■ Exercise aim:
Make an exact copy of all the entries, but do not reproduce the pictures.

Stored records
■ ■ ■
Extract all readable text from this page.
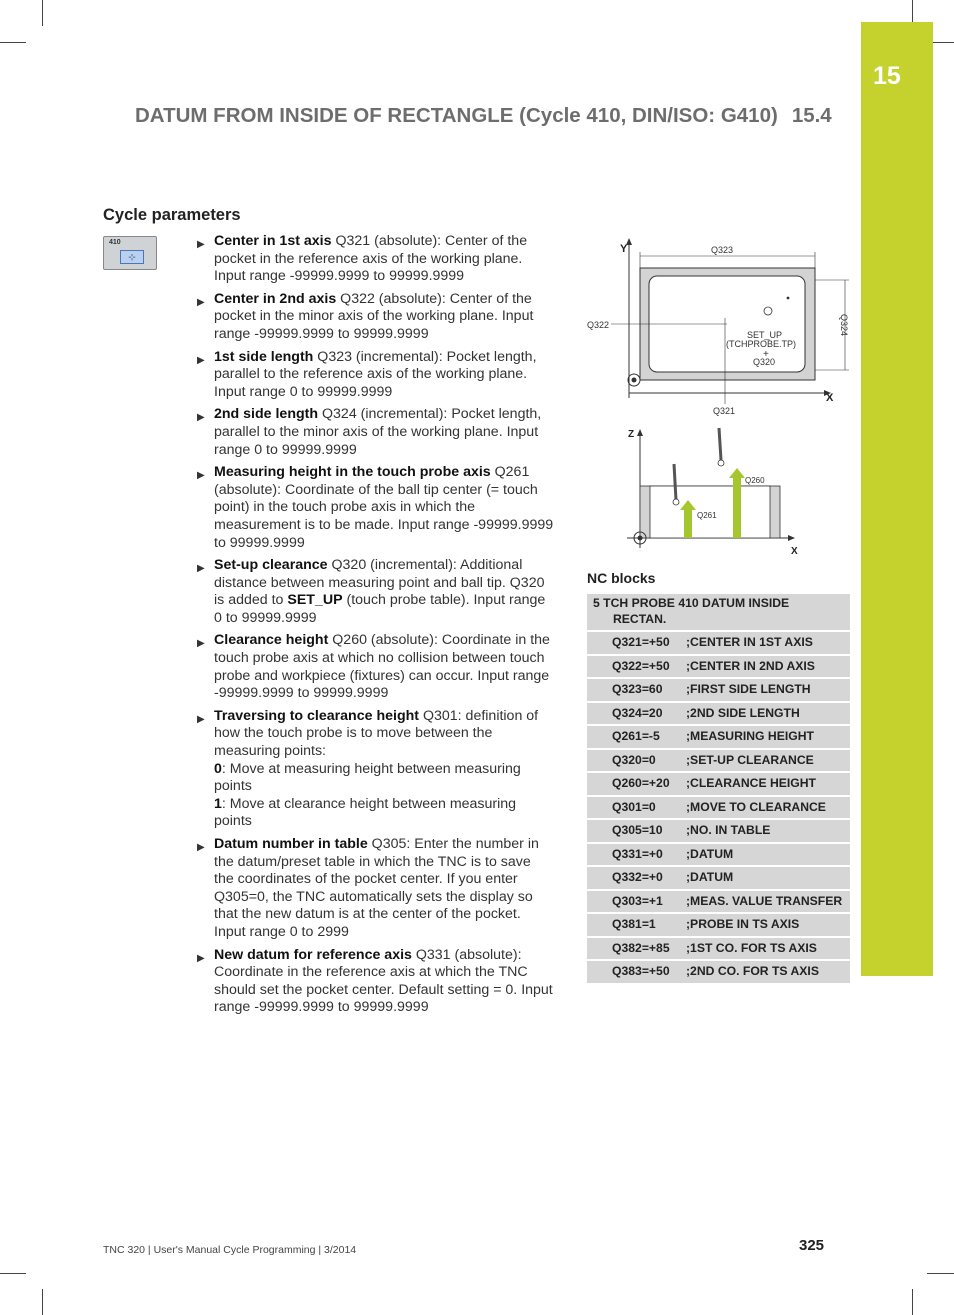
15
DATUM FROM INSIDE OF RECTANGLE (Cycle 410, DIN/ISO: G410) 15.4
Cycle parameters
410
⊹
▶ Center in 1st axis Q321 (absolute): Center of the pocket in the reference axis of the working plane. Input range -99999.9999 to 99999.9999
▶ Center in 2nd axis Q322 (absolute): Center of the pocket in the minor axis of the working plane. Input range -99999.9999 to 99999.9999
▶ 1st side length Q323 (incremental): Pocket length, parallel to the reference axis of the working plane. Input range 0 to 99999.9999
▶ 2nd side length Q324 (incremental): Pocket length, parallel to the minor axis of the working plane. Input range 0 to 99999.9999
▶ Measuring height in the touch probe axis Q261 (absolute): Coordinate of the ball tip center (= touch point) in the touch probe axis in which the measurement is to be made. Input range -99999.9999 to 99999.9999
▶ Set-up clearance Q320 (incremental): Additional distance between measuring point and ball tip. Q320 is added to SET_UP (touch probe table). Input range 0 to 99999.9999
▶ Clearance height Q260 (absolute): Coordinate in the touch probe axis at which no collision between touch probe and workpiece (fixtures) can occur. Input range -99999.9999 to 99999.9999
▶ Traversing to clearance height Q301: definition of how the touch probe is to move between the measuring points:
0: Move at measuring height between measuring points
1: Move at clearance height between measuring points
▶ Datum number in table Q305: Enter the number in the datum/preset table in which the TNC is to save the coordinates of the pocket center. If you enter Q305=0, the TNC automatically sets the display so that the new datum is at the center of the pocket. Input range 0 to 2999
▶ New datum for reference axis Q331 (absolute): Coordinate in the reference axis at which the TNC should set the pocket center. Default setting = 0. Input range -99999.9999 to 99999.9999
Y
X
Q323
Q324
Q322
Q321
SET_UP
(TCHPROBE.TP)
+
Q320
Z
X
Q260
Q261
NC blocks
5 TCH PROBE 410 DATUM INSIDE
RECTAN.	

Q321=+50	;CENTER IN 1ST AXIS
Q322=+50	;CENTER IN 2ND AXIS
Q323=60	;FIRST SIDE LENGTH
Q324=20	;2ND SIDE LENGTH
Q261=-5	;MEASURING HEIGHT
Q320=0	;SET-UP CLEARANCE
Q260=+20	;CLEARANCE HEIGHT
Q301=0	;MOVE TO CLEARANCE
Q305=10	;NO. IN TABLE
Q331=+0	;DATUM
Q332=+0	;DATUM
Q303=+1	;MEAS. VALUE TRANSFER
Q381=1	;PROBE IN TS AXIS
Q382=+85	;1ST CO. FOR TS AXIS
Q383=+50	;2ND CO. FOR TS AXIS
TNC 320 | User's Manual Cycle Programming | 3/2014	325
■ ■ ■
■ Problem solution:
Extract all readable text from this page.
15
DATUM FROM INSIDE OF RECTANGLE (Cycle 410, DIN/ISO: G410) 15.4
Cycle parameters
410
⊹
▶ Center in 1st axis Q321 (absolute): Center of the pocket in the reference axis of the working plane. Input range -99999.9999 to 99999.9999
▶ Center in 2nd axis Q322 (absolute): Center of the pocket in the minor axis of the working plane. Input range -99999.9999 to 99999.9999
▶ 1st side length Q323 (incremental): Pocket length, parallel to the reference axis of the working plane. Input range 0 to 99999.9999
▶ 2nd side length Q324 (incremental): Pocket length, parallel to the minor axis of the working plane. Input range 0 to 99999.9999
▶ Measuring height in the touch probe axis Q261 (absolute): Coordinate of the ball tip center (= touch point) in the touch probe axis in which the measurement is to be made. Input range -99999.9999 to 99999.9999
▶ Set-up clearance Q320 (incremental): Additional distance between measuring point and ball tip. Q320 is added to SET_UP (touch probe table). Input range 0 to 99999.9999
▶ Clearance height Q260 (absolute): Coordinate in the touch probe axis at which no collision between touch probe and workpiece (fixtures) can occur. Input range -99999.9999 to 99999.9999
▶ Traversing to clearance height Q301: definition of how the touch probe is to move between the measuring points:
0: Move at measuring height between measuring points
1: Move at clearance height between measuring points
▶ Datum number in table Q305: Enter the number in the datum/preset table in which the TNC is to save the coordinates of the pocket center. If you enter Q305=0, the TNC automatically sets the display so that the new datum is at the center of the pocket. Input range 0 to 2999
▶ New datum for reference axis Q331 (absolute): Coordinate in the reference axis at which the TNC should set the pocket center. Default setting = 0. Input range -99999.9999 to 99999.9999
Y
X
Q323
Q324
Q322
Q321
SET_UP
(TCHPROBE.TP)
+
Q320
Z
X
Q260
Q261
NC blocks
5 TCH PROBE 410 DATUM INSIDE
RECTAN.	

Q321=+50	;CENTER IN 1ST AXIS
Q322=+50	;CENTER IN 2ND AXIS
Q323=60	;FIRST SIDE LENGTH
Q324=20	;2ND SIDE LENGTH
Q261=-5	;MEASURING HEIGHT
Q320=0	;SET-UP CLEARANCE
Q260=+20	;CLEARANCE HEIGHT
Q301=0	;MOVE TO CLEARANCE
Q305=10	;NO. IN TABLE
Q331=+0	;DATUM
Q332=+0	;DATUM
Q303=+1	;MEAS. VALUE TRANSFER
Q381=1	;PROBE IN TS AXIS
Q382=+85	;1ST CO. FOR TS AXIS
Q383=+50	;2ND CO. FOR TS AXIS
TNC 320 | User's Manual Cycle Programming | 3/2014	325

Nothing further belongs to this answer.